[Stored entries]
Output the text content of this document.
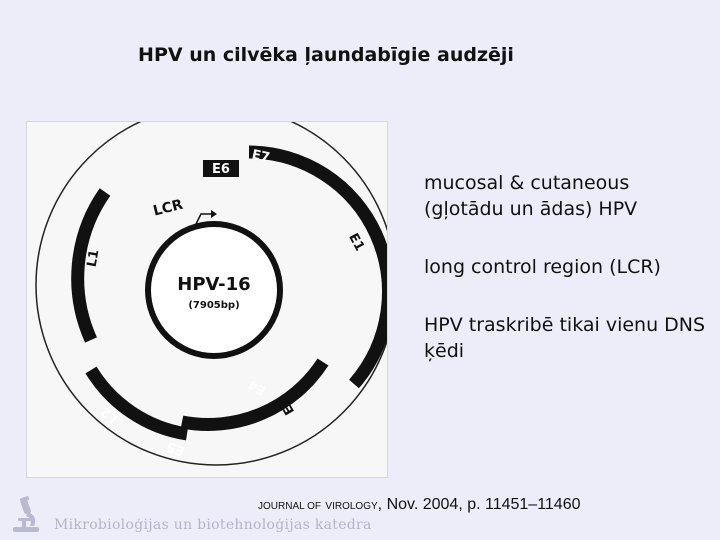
HPV un cilvēka ļaundabīgie audzēji
E6
E7
E1
E2
E4
E5
L2
L1
LCR
HPV-16
(7905bp)
mucosal & cutaneous (gļotādu un ādas) HPV
long control region (LCR)
HPV traskribē tikai vienu DNS ķēdi
JOURNAL OF VIROLOGY, Nov. 2004, p. 11451–11460
Mikrobioloģijas un biotehnoloģijas katedra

WHAT THIS TASK INVOLVES: Transcribe the full listing above exactly, with the images removed.

OUTPUT BELOW:
Output the text content of this document.
HPV un cilvēka ļaundabīgie audzēji
E6
E7
E1
E2
E4
E5
L2
L1
LCR
HPV-16
(7905bp)
mucosal & cutaneous (gļotādu un ādas) HPV
long control region (LCR)
HPV traskribē tikai vienu DNS ķēdi
JOURNAL OF VIROLOGY, Nov. 2004, p. 11451–11460
Mikrobioloģijas un biotehnoloģijas katedra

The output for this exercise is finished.